SHORT EXERCISE: Comb the records below for the string "TradingView" and copy each line where it turns up.

........

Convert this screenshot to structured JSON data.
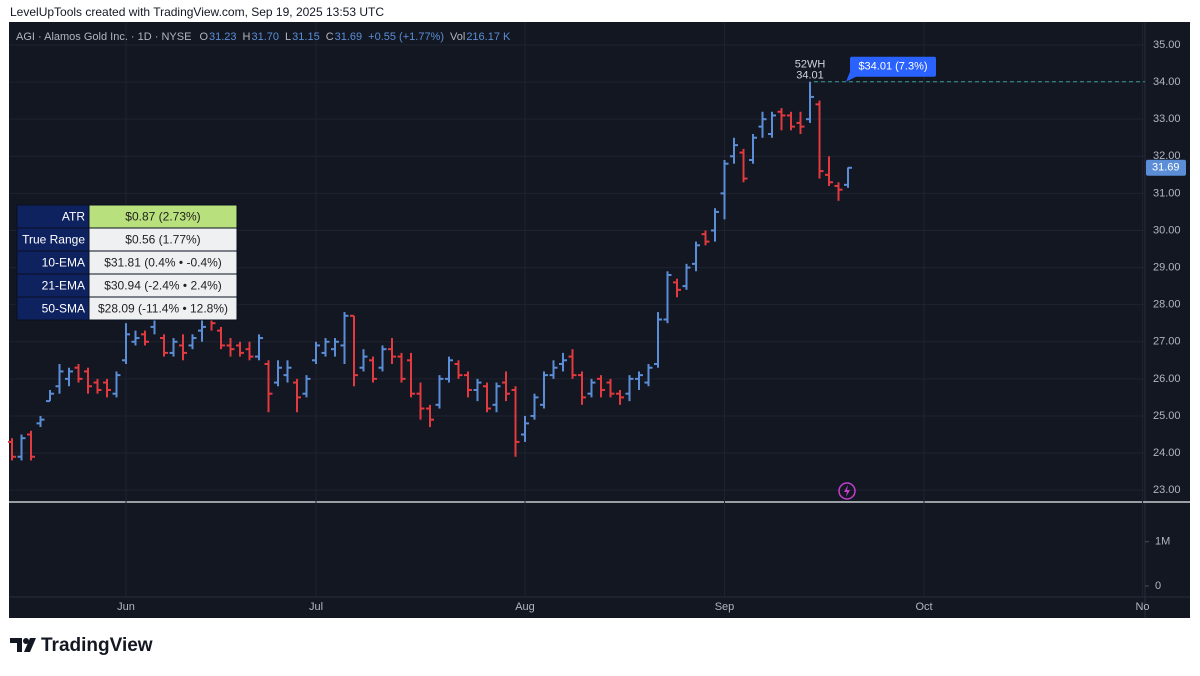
{
  "header": {
    "credit": "LevelUpTools created with TradingView.com, Sep 19, 2025 13:53 UTC"
  },
  "legend": {
    "symbol": "AGI · Alamos Gold Inc. · 1D · NYSE",
    "items": [
      {
        "key": "O",
        "value": "31.23"
      },
      {
        "key": "H",
        "value": "31.70"
      },
      {
        "key": "L",
        "value": "31.15"
      },
      {
        "key": "C",
        "value": "31.69"
      }
    ],
    "change": "+0.55 (+1.77%)",
    "volume": {
      "key": "Vol",
      "value": "216.17 K"
    }
  },
  "indicator_table": {
    "rows": [
      [
        "ATR",
        "$0.87 (2.73%)"
      ],
      [
        "True Range",
        "$0.56 (1.77%)"
      ],
      [
        "10-EMA",
        "$31.81 (0.4% • -0.4%)"
      ],
      [
        "21-EMA",
        "$30.94 (-2.4% • 2.4%)"
      ],
      [
        "50-SMA",
        "$28.09 (-11.4% • 12.8%)"
      ]
    ]
  },
  "chart_data": {
    "type": "ohlc",
    "categories": [
      null,
      null,
      null,
      null,
      null,
      null,
      null,
      null,
      null,
      null,
      null,
      null,
      "Jun",
      null,
      null,
      null,
      null,
      null,
      null,
      null,
      null,
      null,
      null,
      null,
      null,
      null,
      null,
      null,
      null,
      null,
      null,
      null,
      "Jul",
      null,
      null,
      null,
      null,
      null,
      null,
      null,
      null,
      null,
      null,
      null,
      null,
      null,
      null,
      null,
      null,
      null,
      null,
      null,
      null,
      null,
      "Aug",
      null,
      null,
      null,
      null,
      null,
      null,
      null,
      null,
      null,
      null,
      null,
      null,
      null,
      null,
      null,
      null,
      null,
      null,
      null,
      null,
      "Sep",
      null,
      null,
      null,
      null,
      null,
      null,
      null,
      null,
      null,
      null,
      null,
      null,
      null,
      null,
      null,
      null,
      null,
      null,
      null,
      null,
      "Oct",
      null,
      null,
      null,
      null,
      null,
      null,
      null,
      null,
      null,
      null,
      null,
      null,
      null,
      null,
      null,
      null,
      null,
      null,
      null,
      null,
      null,
      null,
      "No"
    ],
    "open": [
      24.3,
      23.9,
      24.5,
      24.8,
      25.4,
      25.8,
      26.0,
      26.3,
      26.2,
      25.9,
      25.9,
      25.6,
      26.5,
      27.0,
      27.2,
      27.4,
      27.1,
      26.7,
      26.9,
      26.9,
      27.3,
      27.6,
      27.3,
      26.9,
      26.9,
      26.8,
      26.6,
      26.4,
      25.9,
      26.1,
      25.9,
      25.6,
      26.5,
      26.7,
      26.8,
      26.9,
      27.7,
      26.3,
      26.5,
      26.3,
      26.8,
      26.6,
      26.5,
      25.6,
      25.2,
      25.3,
      26.0,
      26.4,
      26.1,
      25.7,
      25.8,
      25.3,
      25.9,
      25.7,
      24.5,
      25.0,
      25.3,
      26.1,
      26.4,
      26.6,
      26.1,
      25.6,
      26.0,
      25.9,
      25.6,
      25.6,
      26.0,
      25.9,
      26.4,
      27.6,
      28.6,
      28.5,
      29.1,
      29.9,
      30.0,
      31.0,
      32.0,
      32.1,
      31.9,
      32.8,
      32.6,
      33.2,
      33.1,
      32.9,
      33.0,
      33.4,
      31.5,
      31.2,
      31.23,
      null,
      null,
      null,
      null,
      null,
      null,
      null,
      null,
      null,
      null,
      null,
      null,
      null,
      null,
      null,
      null,
      null,
      null,
      null,
      null,
      null,
      null,
      null,
      null,
      null,
      null,
      null,
      null,
      null,
      null,
      null
    ],
    "high": [
      24.4,
      24.5,
      24.6,
      25.0,
      25.7,
      26.4,
      26.3,
      26.4,
      26.3,
      26.0,
      26.0,
      26.2,
      27.5,
      27.3,
      27.3,
      28.0,
      27.2,
      27.1,
      27.2,
      27.2,
      27.6,
      27.9,
      27.4,
      27.1,
      27.0,
      27.0,
      27.2,
      26.5,
      26.5,
      26.5,
      26.0,
      26.1,
      27.0,
      27.1,
      27.1,
      27.8,
      27.7,
      26.8,
      26.6,
      26.9,
      27.1,
      26.7,
      26.7,
      25.9,
      25.3,
      26.1,
      26.6,
      26.5,
      26.2,
      26.0,
      25.9,
      25.9,
      26.2,
      25.8,
      25.0,
      25.6,
      26.2,
      26.5,
      26.7,
      26.8,
      26.2,
      26.0,
      26.1,
      26.0,
      25.7,
      26.1,
      26.2,
      26.4,
      27.8,
      28.9,
      28.7,
      29.1,
      29.7,
      30.0,
      30.6,
      31.9,
      32.5,
      32.2,
      32.6,
      33.2,
      33.2,
      33.3,
      33.2,
      33.2,
      34.01,
      33.5,
      32.0,
      31.3,
      31.7,
      null,
      null,
      null,
      null,
      null,
      null,
      null,
      null,
      null,
      null,
      null,
      null,
      null,
      null,
      null,
      null,
      null,
      null,
      null,
      null,
      null,
      null,
      null,
      null,
      null,
      null,
      null,
      null,
      null,
      null,
      null
    ],
    "low": [
      23.8,
      23.8,
      23.8,
      24.7,
      25.4,
      25.6,
      25.8,
      25.9,
      25.6,
      25.6,
      25.5,
      25.5,
      26.4,
      26.9,
      26.9,
      27.2,
      26.6,
      26.6,
      26.5,
      26.8,
      27.0,
      27.3,
      26.8,
      26.6,
      26.6,
      26.5,
      26.5,
      25.1,
      25.8,
      25.9,
      25.1,
      25.5,
      26.4,
      26.6,
      26.6,
      26.4,
      25.8,
      26.2,
      25.9,
      26.2,
      26.4,
      25.9,
      25.5,
      24.9,
      24.7,
      25.2,
      25.9,
      26.0,
      25.5,
      25.4,
      25.1,
      25.1,
      25.4,
      23.9,
      24.3,
      24.9,
      25.2,
      26.0,
      26.2,
      26.0,
      25.3,
      25.5,
      25.5,
      25.5,
      25.3,
      25.4,
      25.7,
      25.8,
      26.3,
      27.5,
      28.2,
      28.4,
      28.9,
      29.6,
      29.7,
      30.3,
      31.8,
      31.3,
      31.8,
      32.5,
      32.5,
      32.7,
      32.7,
      32.6,
      32.9,
      31.4,
      31.2,
      30.8,
      31.15,
      null,
      null,
      null,
      null,
      null,
      null,
      null,
      null,
      null,
      null,
      null,
      null,
      null,
      null,
      null,
      null,
      null,
      null,
      null,
      null,
      null,
      null,
      null,
      null,
      null,
      null,
      null,
      null,
      null,
      null,
      null
    ],
    "close": [
      23.9,
      24.4,
      23.9,
      24.9,
      25.6,
      26.2,
      26.2,
      26.0,
      25.8,
      25.7,
      25.7,
      26.1,
      27.2,
      27.1,
      27.0,
      27.9,
      26.7,
      27.0,
      26.7,
      27.1,
      27.4,
      27.5,
      26.9,
      26.8,
      26.7,
      26.6,
      27.1,
      25.6,
      26.3,
      26.3,
      25.5,
      26.0,
      26.9,
      27.0,
      27.0,
      27.7,
      26.1,
      26.6,
      26.0,
      26.8,
      26.6,
      26.0,
      25.6,
      25.2,
      24.9,
      26.0,
      26.5,
      26.1,
      25.7,
      25.9,
      25.2,
      25.8,
      25.6,
      24.3,
      24.8,
      25.5,
      26.1,
      26.3,
      26.5,
      26.1,
      25.5,
      25.9,
      25.7,
      25.6,
      25.5,
      26.0,
      26.1,
      26.3,
      27.6,
      28.8,
      28.4,
      29.0,
      29.6,
      29.7,
      30.5,
      31.8,
      32.3,
      31.4,
      32.5,
      33.0,
      33.1,
      33.1,
      32.8,
      32.8,
      33.6,
      31.6,
      31.3,
      31.1,
      31.69,
      null,
      null,
      null,
      null,
      null,
      null,
      null,
      null,
      null,
      null,
      null,
      null,
      null,
      null,
      null,
      null,
      null,
      null,
      null,
      null,
      null,
      null,
      null,
      null,
      null,
      null,
      null,
      null,
      null,
      null,
      null
    ],
    "up_color": "#5b8ed6",
    "down_color": "#e23a3f",
    "ylim": [
      22.68,
      35.62
    ],
    "yticks": [
      {
        "value": 23,
        "label": "23.00"
      },
      {
        "value": 24,
        "label": "24.00"
      },
      {
        "value": 25,
        "label": "25.00"
      },
      {
        "value": 26,
        "label": "26.00"
      },
      {
        "value": 27,
        "label": "27.00"
      },
      {
        "value": 28,
        "label": "28.00"
      },
      {
        "value": 29,
        "label": "29.00"
      },
      {
        "value": 30,
        "label": "30.00"
      },
      {
        "value": 31,
        "label": "31.00"
      },
      {
        "value": 32,
        "label": "32.00"
      },
      {
        "value": 33,
        "label": "33.00"
      },
      {
        "value": 34,
        "label": "34.00"
      },
      {
        "value": 35,
        "label": "35.00"
      }
    ],
    "volume_ylim": [
      -250000,
      1900000
    ],
    "volume_ticks": [
      0,
      {
        "value": 1000000,
        "label": "1M"
      }
    ],
    "grid": true,
    "annotations": {
      "high_tag": "52WH",
      "high_value": "34.01",
      "high_callout": "$34.01 (7.3%)",
      "last_price": "31.69"
    }
  },
  "footer": {
    "brand": "TradingView"
  }
}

........

RESPONSE:
    "credit": "LevelUpTools created with TradingView.com, Sep 19, 2025 13:53 UTC"
    "brand": "TradingView"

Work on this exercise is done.